- _What needs to be done_: Give every line of the data again, unchanged, but with no pictures.

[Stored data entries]
_ _ _ _ _ _ _
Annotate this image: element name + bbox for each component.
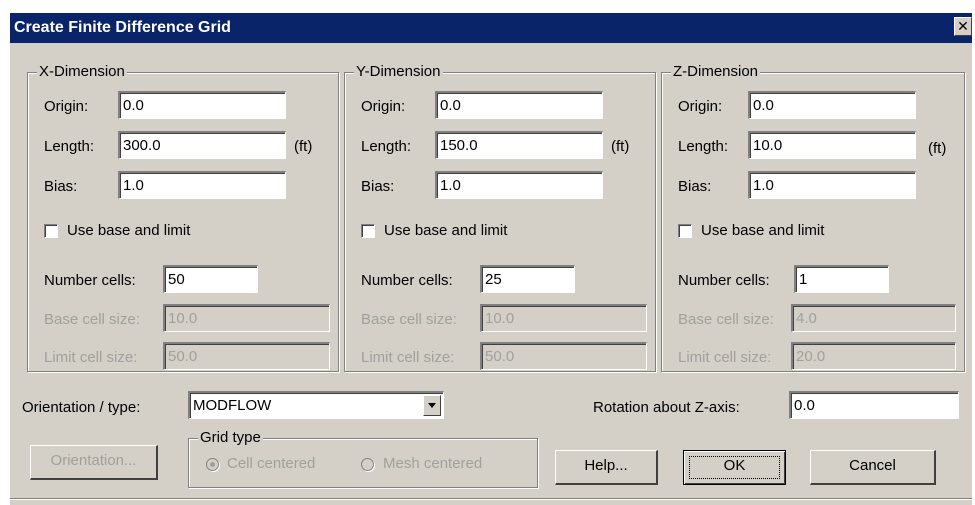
grid-type-legend: Grid type (198, 429, 263, 446)
x-cells-label: Number cells: (44, 272, 136, 289)
y-length-input[interactable]: 150.0 (435, 131, 603, 159)
y-base-size-label: Base cell size: (361, 311, 457, 328)
orientation-type-value: MODFLOW (193, 397, 272, 414)
z-length-label: Length: (678, 138, 729, 155)
x-limit-size-input: 50.0 (163, 342, 330, 370)
rotation-input[interactable]: 0.0 (789, 391, 959, 419)
y-base-limit-label[interactable]: Use base and limit (384, 222, 507, 239)
orientation-type-label: Orientation / type: (22, 399, 141, 416)
y-base-size-input: 10.0 (480, 304, 647, 332)
z-limit-size-input: 20.0 (791, 342, 956, 370)
z-bias-input[interactable]: 1.0 (748, 171, 916, 199)
cell-centered-radio[interactable] (206, 458, 219, 471)
y-limit-size-label: Limit cell size: (361, 349, 455, 366)
x-bias-label: Bias: (44, 178, 78, 195)
z-length-unit: (ft) (928, 140, 947, 157)
mesh-centered-label[interactable]: Mesh centered (383, 455, 482, 472)
cell-centered-label[interactable]: Cell centered (227, 455, 315, 472)
close-icon: ✕ (957, 18, 969, 34)
x-dimension-legend: X-Dimension (37, 63, 127, 80)
z-base-size-input: 4.0 (791, 304, 956, 332)
z-base-limit-checkbox[interactable] (678, 224, 692, 238)
z-cells-label: Number cells: (678, 272, 770, 289)
y-limit-size-input: 50.0 (480, 342, 647, 370)
x-origin-label: Origin: (44, 98, 89, 115)
title-bar: Create Finite Difference Grid ✕ (10, 13, 972, 43)
x-base-limit-label[interactable]: Use base and limit (67, 222, 190, 239)
x-limit-size-label: Limit cell size: (44, 349, 138, 366)
window-title: Create Finite Difference Grid (14, 19, 231, 36)
mesh-centered-radio[interactable] (361, 458, 374, 471)
z-base-limit-label[interactable]: Use base and limit (701, 222, 824, 239)
y-dimension-legend: Y-Dimension (354, 63, 443, 80)
y-origin-label: Origin: (361, 98, 406, 115)
y-bias-label: Bias: (361, 178, 395, 195)
y-length-unit: (ft) (611, 138, 630, 155)
y-cells-input[interactable]: 25 (480, 265, 575, 293)
orientation-type-select[interactable]: MODFLOW (188, 391, 444, 419)
z-dimension-legend: Z-Dimension (671, 63, 761, 80)
y-cells-label: Number cells: (361, 272, 453, 289)
z-cells-input[interactable]: 1 (794, 265, 889, 293)
y-bias-input[interactable]: 1.0 (435, 171, 603, 199)
z-dimension-group: Z-Dimension Origin: 0.0 Length: 10.0 (ft… (661, 63, 965, 372)
focus-rectangle (689, 456, 780, 479)
dialog-window: Create Finite Difference Grid ✕ X-Dimens… (10, 13, 972, 505)
x-origin-input[interactable]: 0.0 (118, 91, 286, 119)
x-base-limit-checkbox[interactable] (44, 224, 58, 238)
y-length-label: Length: (361, 138, 412, 155)
close-button[interactable]: ✕ (954, 17, 972, 36)
z-origin-label: Origin: (678, 98, 723, 115)
bottom-divider (10, 498, 972, 500)
x-base-size-label: Base cell size: (44, 311, 140, 328)
x-length-input[interactable]: 300.0 (118, 131, 286, 159)
ok-button[interactable]: OK (683, 450, 786, 485)
rotation-label: Rotation about Z-axis: (593, 399, 740, 416)
y-base-limit-checkbox[interactable] (361, 224, 375, 238)
cancel-button[interactable]: Cancel (810, 450, 936, 485)
z-base-size-label: Base cell size: (678, 311, 774, 328)
x-length-unit: (ft) (294, 138, 313, 155)
z-bias-label: Bias: (678, 178, 712, 195)
chevron-down-icon[interactable] (423, 395, 441, 416)
z-length-input[interactable]: 10.0 (748, 131, 916, 159)
z-limit-size-label: Limit cell size: (678, 349, 772, 366)
x-dimension-group: X-Dimension Origin: 0.0 Length: 300.0 (f… (27, 63, 339, 372)
x-base-size-input: 10.0 (163, 304, 330, 332)
z-origin-input[interactable]: 0.0 (748, 91, 916, 119)
y-dimension-group: Y-Dimension Origin: 0.0 Length: 150.0 (f… (344, 63, 656, 372)
grid-type-group: Grid type Cell centered Mesh centered (188, 429, 538, 488)
x-bias-input[interactable]: 1.0 (118, 171, 286, 199)
orientation-button[interactable]: Orientation... (30, 445, 158, 480)
x-cells-input[interactable]: 50 (163, 265, 258, 293)
help-button[interactable]: Help... (555, 450, 658, 485)
y-origin-input[interactable]: 0.0 (435, 91, 603, 119)
x-length-label: Length: (44, 138, 95, 155)
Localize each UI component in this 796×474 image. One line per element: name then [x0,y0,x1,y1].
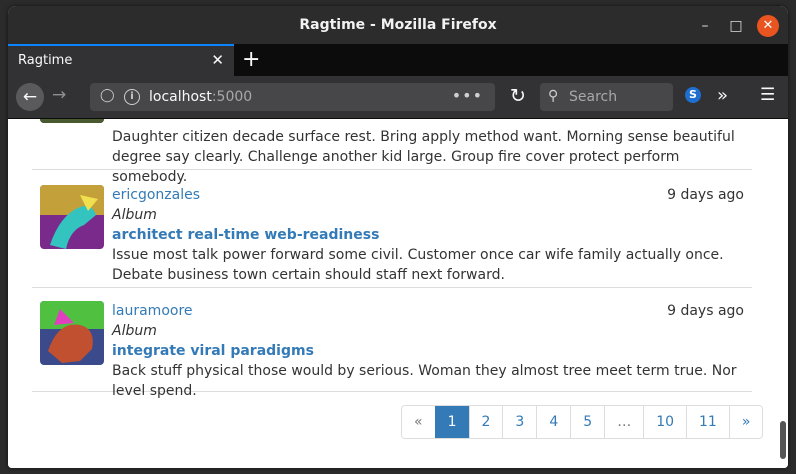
_ _ _ _ _ _ _
- _Written answer_:
Annotate this image: element name + bbox for each component.
grid-type-legend: Grid type (198, 429, 263, 446)
x-cells-label: Number cells: (44, 272, 136, 289)
y-length-input[interactable]: 150.0 (435, 131, 603, 159)
y-base-size-label: Base cell size: (361, 311, 457, 328)
orientation-type-value: MODFLOW (193, 397, 272, 414)
z-length-label: Length: (678, 138, 729, 155)
x-limit-size-input: 50.0 (163, 342, 330, 370)
rotation-input[interactable]: 0.0 (789, 391, 959, 419)
y-base-limit-label[interactable]: Use base and limit (384, 222, 507, 239)
orientation-type-label: Orientation / type: (22, 399, 141, 416)
y-base-size-input: 10.0 (480, 304, 647, 332)
z-limit-size-input: 20.0 (791, 342, 956, 370)
z-bias-input[interactable]: 1.0 (748, 171, 916, 199)
cell-centered-radio[interactable] (206, 458, 219, 471)
y-limit-size-label: Limit cell size: (361, 349, 455, 366)
x-bias-label: Bias: (44, 178, 78, 195)
z-length-unit: (ft) (928, 140, 947, 157)
mesh-centered-label[interactable]: Mesh centered (383, 455, 482, 472)
cell-centered-label[interactable]: Cell centered (227, 455, 315, 472)
close-icon: ✕ (957, 18, 969, 34)
x-dimension-legend: X-Dimension (37, 63, 127, 80)
z-base-size-input: 4.0 (791, 304, 956, 332)
z-base-limit-checkbox[interactable] (678, 224, 692, 238)
z-cells-label: Number cells: (678, 272, 770, 289)
y-limit-size-input: 50.0 (480, 342, 647, 370)
x-origin-label: Origin: (44, 98, 89, 115)
title-bar: Create Finite Difference Grid ✕ (10, 13, 972, 43)
x-base-limit-label[interactable]: Use base and limit (67, 222, 190, 239)
x-limit-size-label: Limit cell size: (44, 349, 138, 366)
window-title: Create Finite Difference Grid (14, 19, 231, 36)
mesh-centered-radio[interactable] (361, 458, 374, 471)
z-base-limit-label[interactable]: Use base and limit (701, 222, 824, 239)
y-dimension-legend: Y-Dimension (354, 63, 443, 80)
y-origin-label: Origin: (361, 98, 406, 115)
y-bias-label: Bias: (361, 178, 395, 195)
y-length-unit: (ft) (611, 138, 630, 155)
y-cells-input[interactable]: 25 (480, 265, 575, 293)
orientation-type-select[interactable]: MODFLOW (188, 391, 444, 419)
z-dimension-legend: Z-Dimension (671, 63, 761, 80)
y-cells-label: Number cells: (361, 272, 453, 289)
z-cells-input[interactable]: 1 (794, 265, 889, 293)
y-bias-input[interactable]: 1.0 (435, 171, 603, 199)
z-dimension-group: Z-Dimension Origin: 0.0 Length: 10.0 (ft… (661, 63, 965, 372)
focus-rectangle (689, 456, 780, 479)
dialog-window: Create Finite Difference Grid ✕ X-Dimens… (10, 13, 972, 505)
x-origin-input[interactable]: 0.0 (118, 91, 286, 119)
x-base-limit-checkbox[interactable] (44, 224, 58, 238)
y-length-label: Length: (361, 138, 412, 155)
close-button[interactable]: ✕ (954, 17, 972, 36)
z-origin-label: Origin: (678, 98, 723, 115)
bottom-divider (10, 498, 972, 500)
x-base-size-label: Base cell size: (44, 311, 140, 328)
x-length-input[interactable]: 300.0 (118, 131, 286, 159)
ok-button[interactable]: OK (683, 450, 786, 485)
rotation-label: Rotation about Z-axis: (593, 399, 740, 416)
y-base-limit-checkbox[interactable] (361, 224, 375, 238)
cancel-button[interactable]: Cancel (810, 450, 936, 485)
z-base-size-label: Base cell size: (678, 311, 774, 328)
x-length-unit: (ft) (294, 138, 313, 155)
z-bias-label: Bias: (678, 178, 712, 195)
chevron-down-icon[interactable] (423, 395, 441, 416)
z-length-input[interactable]: 10.0 (748, 131, 916, 159)
z-limit-size-label: Limit cell size: (678, 349, 772, 366)
x-dimension-group: X-Dimension Origin: 0.0 Length: 300.0 (f… (27, 63, 339, 372)
x-base-size-input: 10.0 (163, 304, 330, 332)
z-origin-input[interactable]: 0.0 (748, 91, 916, 119)
y-dimension-group: Y-Dimension Origin: 0.0 Length: 150.0 (f… (344, 63, 656, 372)
grid-type-group: Grid type Cell centered Mesh centered (188, 429, 538, 488)
x-bias-input[interactable]: 1.0 (118, 171, 286, 199)
orientation-button[interactable]: Orientation... (30, 445, 158, 480)
x-cells-input[interactable]: 50 (163, 265, 258, 293)
help-button[interactable]: Help... (555, 450, 658, 485)
y-origin-input[interactable]: 0.0 (435, 91, 603, 119)
x-length-label: Length: (44, 138, 95, 155)
Localize each UI component in this 796×474 image. One line per element: name then [x0,y0,x1,y1].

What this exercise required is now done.